-- GIVEN RECORDS start --

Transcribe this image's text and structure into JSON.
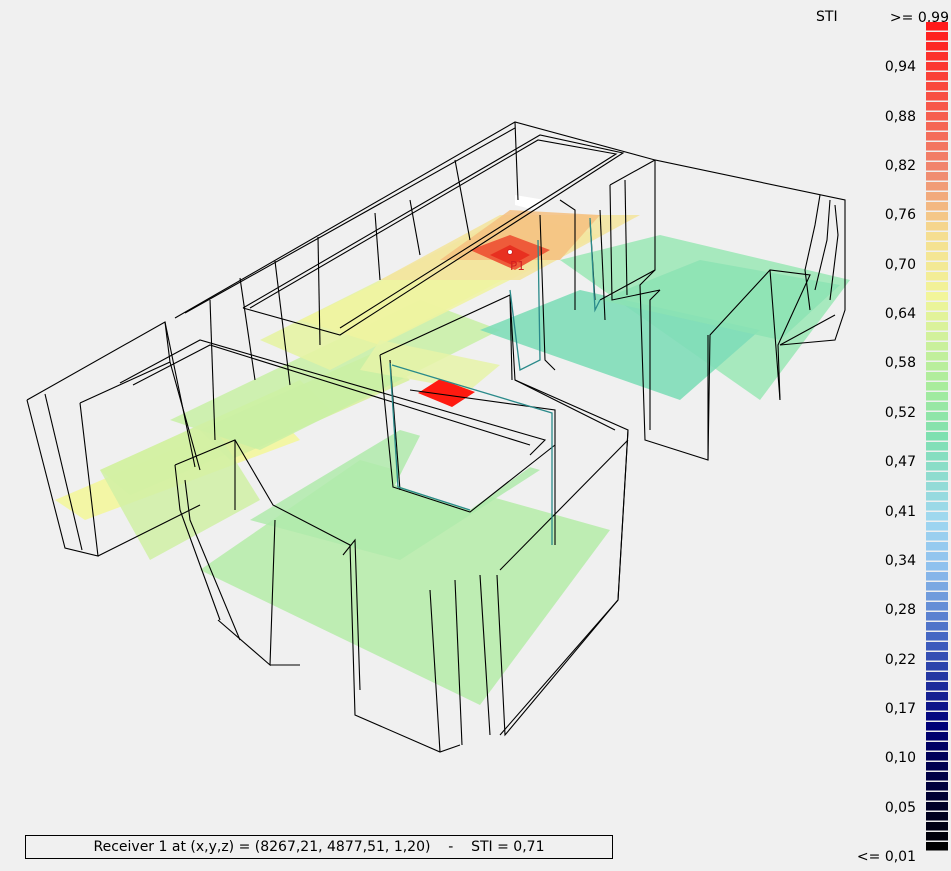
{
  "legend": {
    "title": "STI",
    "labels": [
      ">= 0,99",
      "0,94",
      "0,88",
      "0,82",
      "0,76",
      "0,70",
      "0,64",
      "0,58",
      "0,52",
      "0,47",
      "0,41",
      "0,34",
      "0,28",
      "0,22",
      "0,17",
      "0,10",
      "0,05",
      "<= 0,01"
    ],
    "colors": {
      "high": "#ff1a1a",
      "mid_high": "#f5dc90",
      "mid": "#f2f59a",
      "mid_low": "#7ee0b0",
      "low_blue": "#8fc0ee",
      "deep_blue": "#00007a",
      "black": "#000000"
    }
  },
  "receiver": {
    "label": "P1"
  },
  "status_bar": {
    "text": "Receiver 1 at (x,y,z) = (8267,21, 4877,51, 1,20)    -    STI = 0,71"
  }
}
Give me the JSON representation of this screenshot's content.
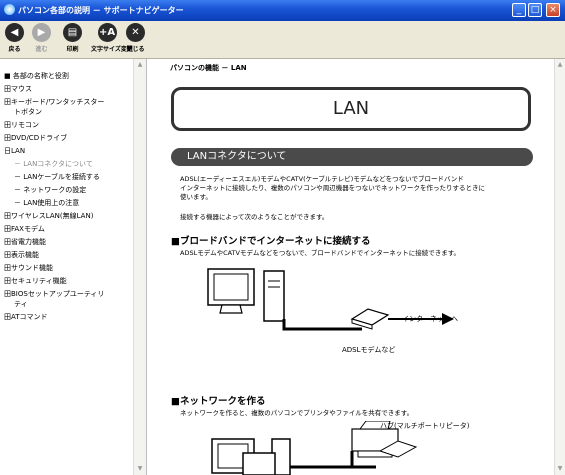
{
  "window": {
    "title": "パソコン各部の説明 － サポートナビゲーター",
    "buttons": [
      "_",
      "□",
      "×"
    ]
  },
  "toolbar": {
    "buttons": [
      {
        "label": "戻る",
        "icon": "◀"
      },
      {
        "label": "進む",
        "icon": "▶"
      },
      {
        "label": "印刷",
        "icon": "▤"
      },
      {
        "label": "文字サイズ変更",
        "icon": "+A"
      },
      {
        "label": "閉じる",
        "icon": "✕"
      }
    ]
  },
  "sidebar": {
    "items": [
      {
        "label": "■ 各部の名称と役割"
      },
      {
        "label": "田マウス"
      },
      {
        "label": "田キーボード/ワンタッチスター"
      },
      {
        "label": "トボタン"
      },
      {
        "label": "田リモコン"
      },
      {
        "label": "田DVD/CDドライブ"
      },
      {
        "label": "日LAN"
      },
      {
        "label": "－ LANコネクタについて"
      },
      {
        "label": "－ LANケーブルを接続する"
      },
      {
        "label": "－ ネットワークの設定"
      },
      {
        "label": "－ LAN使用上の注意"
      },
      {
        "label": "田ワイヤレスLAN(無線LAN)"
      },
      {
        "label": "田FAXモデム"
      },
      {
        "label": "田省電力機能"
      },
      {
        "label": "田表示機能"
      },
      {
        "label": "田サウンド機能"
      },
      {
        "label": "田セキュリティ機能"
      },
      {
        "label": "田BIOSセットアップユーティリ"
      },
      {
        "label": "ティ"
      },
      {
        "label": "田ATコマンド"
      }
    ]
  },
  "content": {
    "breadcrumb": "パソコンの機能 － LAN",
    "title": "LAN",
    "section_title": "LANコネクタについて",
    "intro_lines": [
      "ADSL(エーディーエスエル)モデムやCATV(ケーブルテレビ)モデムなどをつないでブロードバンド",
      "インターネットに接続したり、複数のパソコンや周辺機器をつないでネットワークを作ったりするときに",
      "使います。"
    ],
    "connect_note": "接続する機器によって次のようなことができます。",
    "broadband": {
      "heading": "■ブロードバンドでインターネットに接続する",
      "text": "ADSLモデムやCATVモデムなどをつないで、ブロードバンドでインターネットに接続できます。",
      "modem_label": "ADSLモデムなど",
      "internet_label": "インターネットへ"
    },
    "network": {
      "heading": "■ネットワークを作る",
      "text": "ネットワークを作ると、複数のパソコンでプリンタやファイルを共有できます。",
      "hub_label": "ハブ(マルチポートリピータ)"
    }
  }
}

-- GIVEN RECORDS end --

What is the number of lines in the records above that include the word "this"? Reply with that number and nothing more.

WRITTEN REPLY: 2